'''

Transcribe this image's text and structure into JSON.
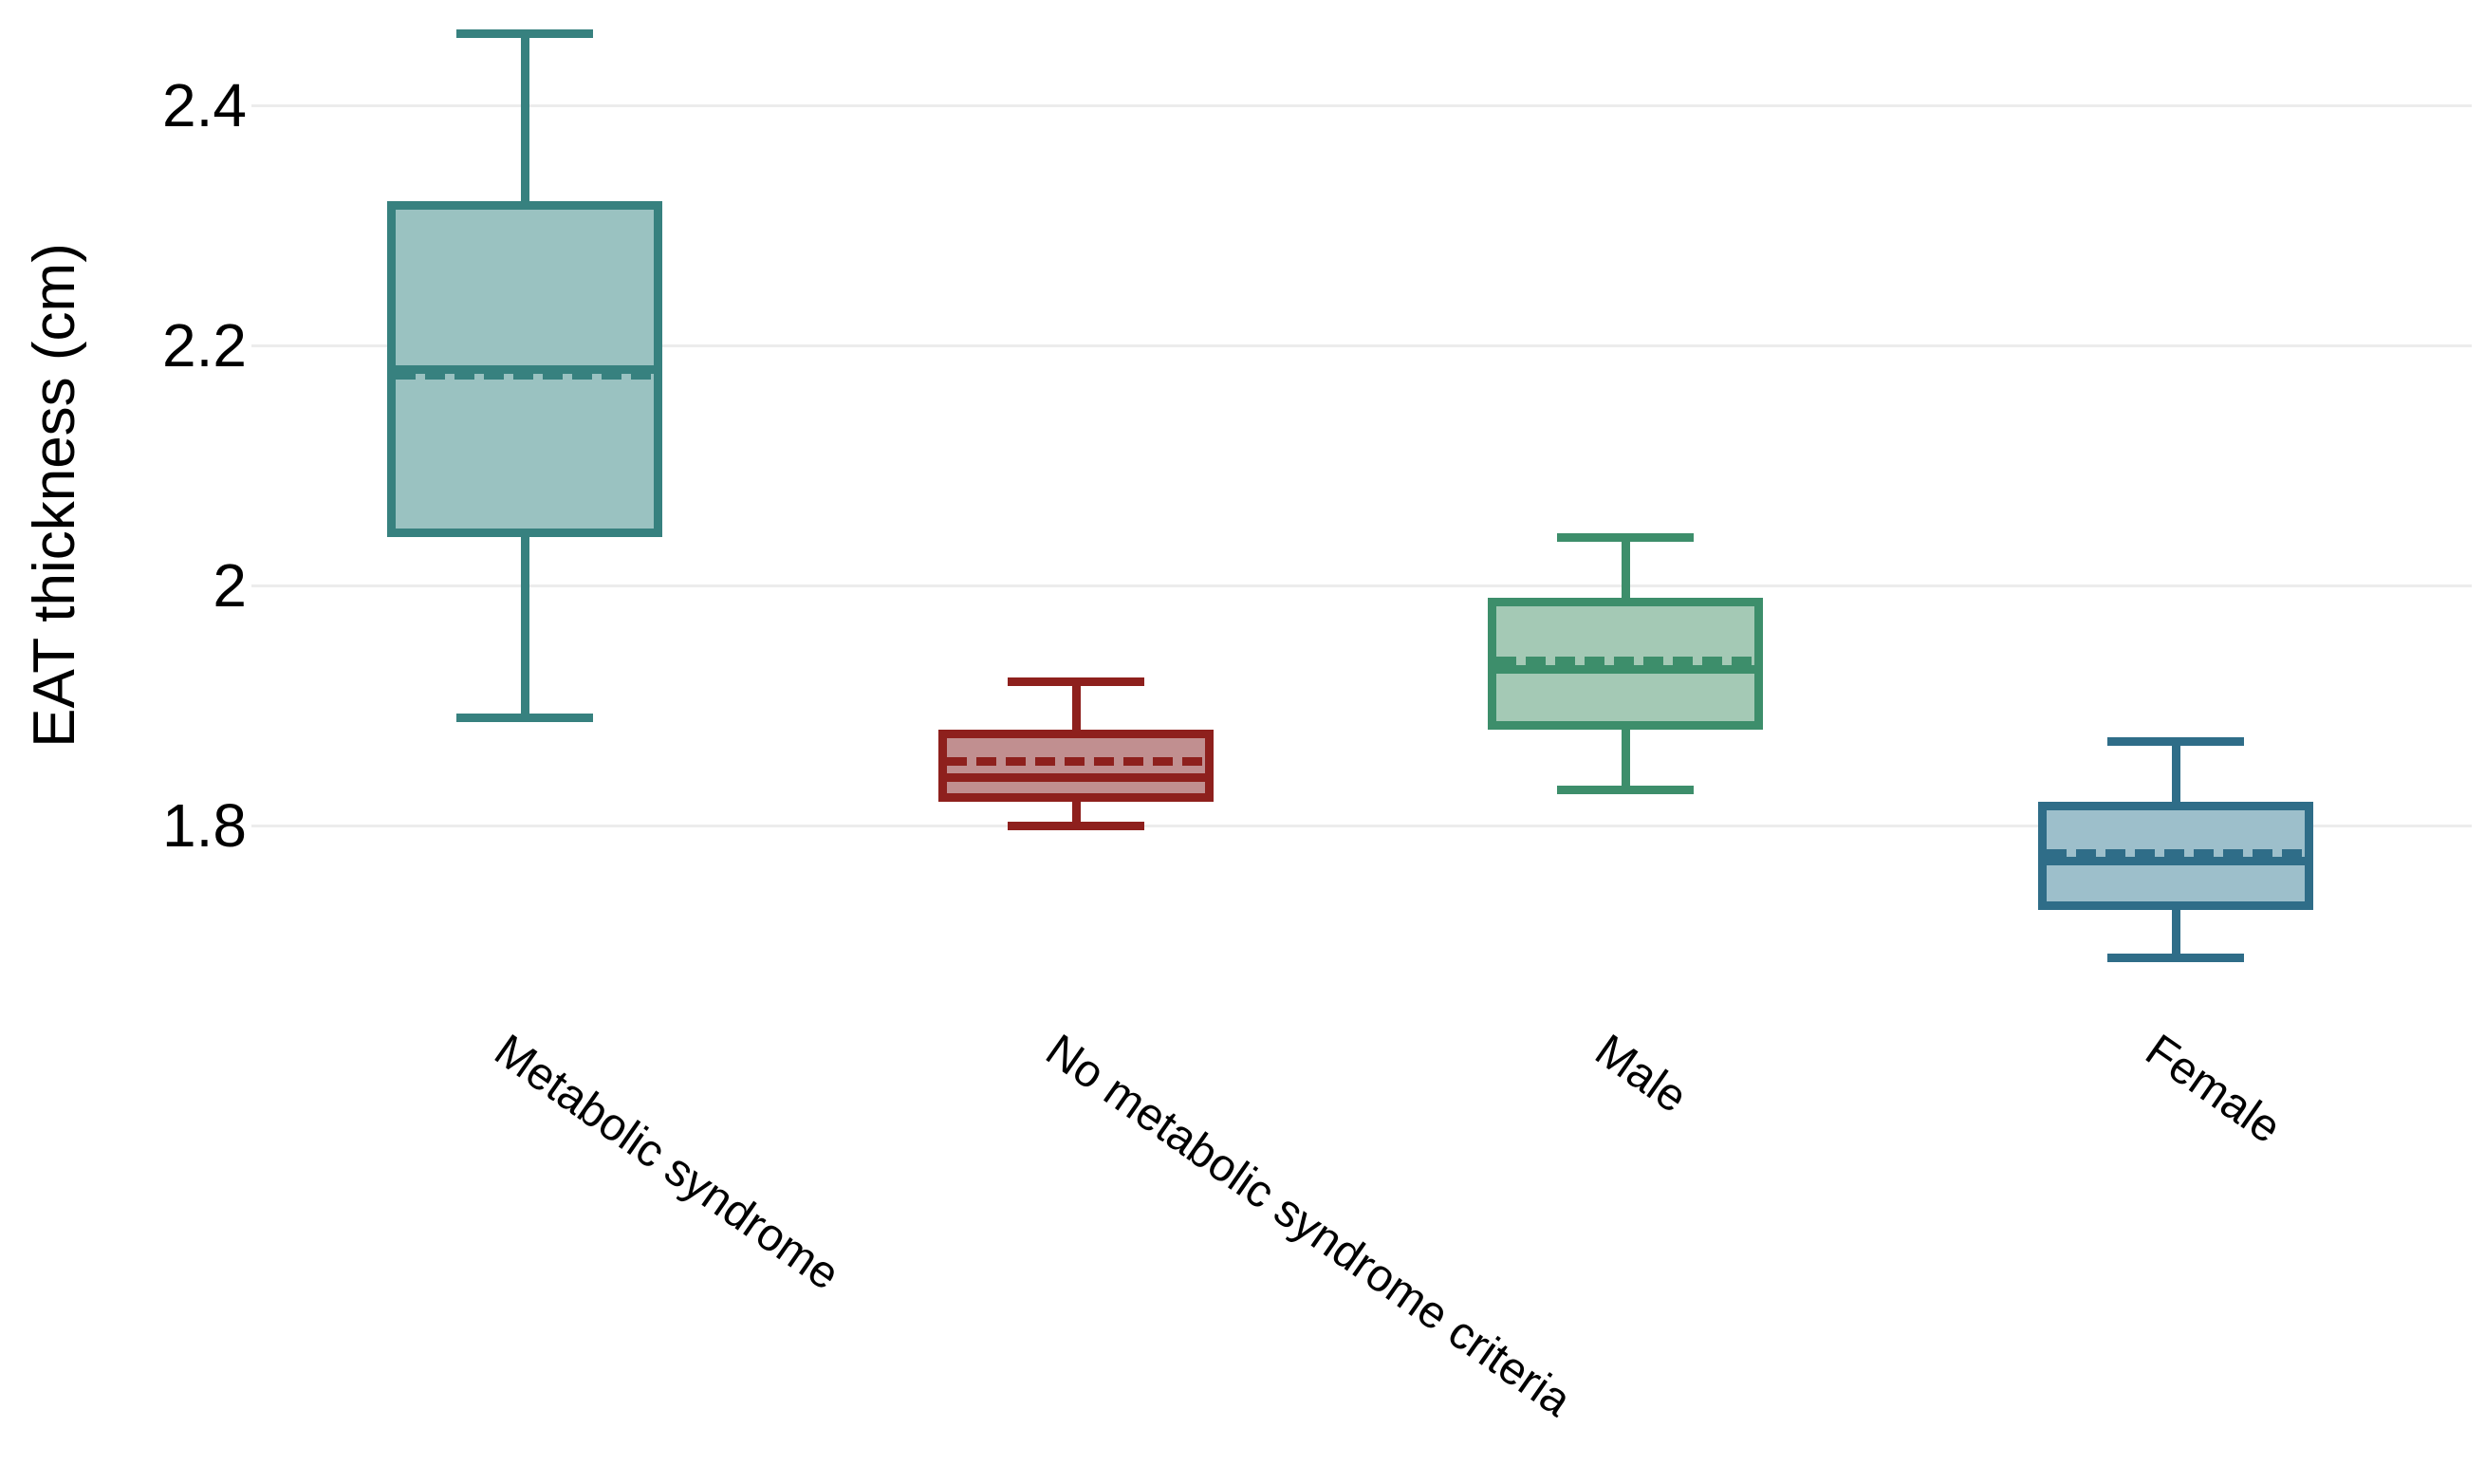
{
  "chart_data": {
    "type": "box",
    "title": "",
    "xlabel": "",
    "ylabel": "EAT thickness (cm)",
    "ylim": [
      1.65,
      2.5
    ],
    "grid": "horizontal",
    "grid_color": "#ececec",
    "background_color": "#ffffff",
    "text_color": "#000000",
    "yticks": [
      {
        "label": "2.4",
        "value": 2.4
      },
      {
        "label": "2.2",
        "value": 2.2
      },
      {
        "label": "2",
        "value": 2.0
      },
      {
        "label": "1.8",
        "value": 1.8
      }
    ],
    "categories": [
      "Metabolic syndrome",
      "No metabolic syndrome criteria",
      "Male",
      "Female"
    ],
    "median_line_style": "solid",
    "mean_line_style": "dashed",
    "series": [
      {
        "name": "Metabolic syndrome",
        "whisker_low": 1.89,
        "q1": 2.04,
        "median": 2.18,
        "mean": 2.175,
        "q3": 2.32,
        "whisker_high": 2.46,
        "stroke": "#37817f",
        "fill": "#9ac2c1"
      },
      {
        "name": "No metabolic syndrome criteria",
        "whisker_low": 1.8,
        "q1": 1.82,
        "median": 1.84,
        "mean": 1.853,
        "q3": 1.88,
        "whisker_high": 1.92,
        "stroke": "#8e201d",
        "fill": "#c18f90"
      },
      {
        "name": "Male",
        "whisker_low": 1.83,
        "q1": 1.88,
        "median": 1.93,
        "mean": 1.937,
        "q3": 1.99,
        "whisker_high": 2.04,
        "stroke": "#3d8e6b",
        "fill": "#a4c9b5"
      },
      {
        "name": "Female",
        "whisker_low": 1.69,
        "q1": 1.73,
        "median": 1.77,
        "mean": 1.777,
        "q3": 1.82,
        "whisker_high": 1.87,
        "stroke": "#2f6d88",
        "fill": "#9dbfcb"
      }
    ]
  }
}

'''

Make an exact copy of all the material, but keep the pictures out of it.

Transcribe this image's text and structure into JSON.
{
  "chart_data": {
    "type": "box",
    "title": "",
    "xlabel": "",
    "ylabel": "EAT thickness (cm)",
    "ylim": [
      1.65,
      2.5
    ],
    "grid": "horizontal",
    "grid_color": "#ececec",
    "background_color": "#ffffff",
    "text_color": "#000000",
    "yticks": [
      {
        "label": "2.4",
        "value": 2.4
      },
      {
        "label": "2.2",
        "value": 2.2
      },
      {
        "label": "2",
        "value": 2.0
      },
      {
        "label": "1.8",
        "value": 1.8
      }
    ],
    "categories": [
      "Metabolic syndrome",
      "No metabolic syndrome criteria",
      "Male",
      "Female"
    ],
    "median_line_style": "solid",
    "mean_line_style": "dashed",
    "series": [
      {
        "name": "Metabolic syndrome",
        "whisker_low": 1.89,
        "q1": 2.04,
        "median": 2.18,
        "mean": 2.175,
        "q3": 2.32,
        "whisker_high": 2.46,
        "stroke": "#37817f",
        "fill": "#9ac2c1"
      },
      {
        "name": "No metabolic syndrome criteria",
        "whisker_low": 1.8,
        "q1": 1.82,
        "median": 1.84,
        "mean": 1.853,
        "q3": 1.88,
        "whisker_high": 1.92,
        "stroke": "#8e201d",
        "fill": "#c18f90"
      },
      {
        "name": "Male",
        "whisker_low": 1.83,
        "q1": 1.88,
        "median": 1.93,
        "mean": 1.937,
        "q3": 1.99,
        "whisker_high": 2.04,
        "stroke": "#3d8e6b",
        "fill": "#a4c9b5"
      },
      {
        "name": "Female",
        "whisker_low": 1.69,
        "q1": 1.73,
        "median": 1.77,
        "mean": 1.777,
        "q3": 1.82,
        "whisker_high": 1.87,
        "stroke": "#2f6d88",
        "fill": "#9dbfcb"
      }
    ]
  }
}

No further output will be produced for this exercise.